Stored records »
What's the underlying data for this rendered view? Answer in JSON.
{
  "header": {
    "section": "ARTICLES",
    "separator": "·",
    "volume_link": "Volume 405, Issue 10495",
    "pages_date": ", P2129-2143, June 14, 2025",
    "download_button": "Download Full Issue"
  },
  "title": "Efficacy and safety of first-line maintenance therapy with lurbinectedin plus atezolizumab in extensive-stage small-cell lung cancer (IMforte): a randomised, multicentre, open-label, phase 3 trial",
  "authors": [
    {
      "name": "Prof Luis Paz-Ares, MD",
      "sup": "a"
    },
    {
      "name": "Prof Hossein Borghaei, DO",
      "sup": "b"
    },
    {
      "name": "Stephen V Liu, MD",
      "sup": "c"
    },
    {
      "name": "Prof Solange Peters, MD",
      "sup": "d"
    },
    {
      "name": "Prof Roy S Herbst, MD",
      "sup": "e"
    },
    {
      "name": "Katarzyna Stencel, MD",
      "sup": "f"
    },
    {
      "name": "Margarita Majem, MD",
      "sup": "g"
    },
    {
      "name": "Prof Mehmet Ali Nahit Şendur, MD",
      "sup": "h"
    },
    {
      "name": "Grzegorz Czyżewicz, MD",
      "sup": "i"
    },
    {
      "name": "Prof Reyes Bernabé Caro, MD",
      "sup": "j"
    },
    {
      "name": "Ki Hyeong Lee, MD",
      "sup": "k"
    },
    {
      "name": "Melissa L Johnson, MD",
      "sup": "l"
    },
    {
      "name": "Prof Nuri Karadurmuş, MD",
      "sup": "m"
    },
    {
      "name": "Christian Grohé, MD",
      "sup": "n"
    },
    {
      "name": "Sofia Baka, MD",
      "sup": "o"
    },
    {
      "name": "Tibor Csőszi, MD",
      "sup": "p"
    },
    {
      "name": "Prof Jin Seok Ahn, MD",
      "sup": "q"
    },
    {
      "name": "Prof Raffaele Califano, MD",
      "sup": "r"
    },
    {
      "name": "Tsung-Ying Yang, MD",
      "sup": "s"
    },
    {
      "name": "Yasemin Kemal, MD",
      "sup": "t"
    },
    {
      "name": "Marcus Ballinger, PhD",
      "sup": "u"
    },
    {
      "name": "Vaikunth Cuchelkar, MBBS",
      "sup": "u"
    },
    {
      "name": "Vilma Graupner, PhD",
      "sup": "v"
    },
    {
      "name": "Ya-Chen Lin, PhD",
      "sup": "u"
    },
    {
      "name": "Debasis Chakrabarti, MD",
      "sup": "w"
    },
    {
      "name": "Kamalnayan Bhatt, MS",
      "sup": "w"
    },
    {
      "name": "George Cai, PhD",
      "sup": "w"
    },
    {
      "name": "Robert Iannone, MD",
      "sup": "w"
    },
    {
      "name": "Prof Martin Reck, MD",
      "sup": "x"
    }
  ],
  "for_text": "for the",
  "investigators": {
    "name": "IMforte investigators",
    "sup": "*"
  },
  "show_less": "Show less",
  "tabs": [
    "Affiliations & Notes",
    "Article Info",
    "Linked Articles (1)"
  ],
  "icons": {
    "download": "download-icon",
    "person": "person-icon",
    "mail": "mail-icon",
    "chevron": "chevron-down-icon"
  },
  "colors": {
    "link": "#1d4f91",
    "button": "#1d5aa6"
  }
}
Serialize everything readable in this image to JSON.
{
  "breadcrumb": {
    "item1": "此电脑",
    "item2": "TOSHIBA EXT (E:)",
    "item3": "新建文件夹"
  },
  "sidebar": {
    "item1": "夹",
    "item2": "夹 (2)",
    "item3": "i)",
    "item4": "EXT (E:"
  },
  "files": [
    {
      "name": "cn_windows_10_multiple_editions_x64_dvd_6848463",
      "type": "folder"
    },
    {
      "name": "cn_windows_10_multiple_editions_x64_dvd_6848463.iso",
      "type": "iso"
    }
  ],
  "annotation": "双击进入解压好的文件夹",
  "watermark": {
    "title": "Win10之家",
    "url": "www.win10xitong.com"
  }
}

Short exercise » Output only the lines running from the line with "Serialize everything readable" through the final line of the data, inclusive.

Exercise output »
Serialize everything readable in this image to JSON.
{
  "breadcrumb": {
    "item1": "此电脑",
    "item2": "TOSHIBA EXT (E:)",
    "item3": "新建文件夹"
  },
  "sidebar": {
    "item1": "夹",
    "item2": "夹 (2)",
    "item3": "i)",
    "item4": "EXT (E:"
  },
  "files": [
    {
      "name": "cn_windows_10_multiple_editions_x64_dvd_6848463",
      "type": "folder"
    },
    {
      "name": "cn_windows_10_multiple_editions_x64_dvd_6848463.iso",
      "type": "iso"
    }
  ],
  "annotation": "双击进入解压好的文件夹",
  "watermark": {
    "title": "Win10之家",
    "url": "www.win10xitong.com"
  }
}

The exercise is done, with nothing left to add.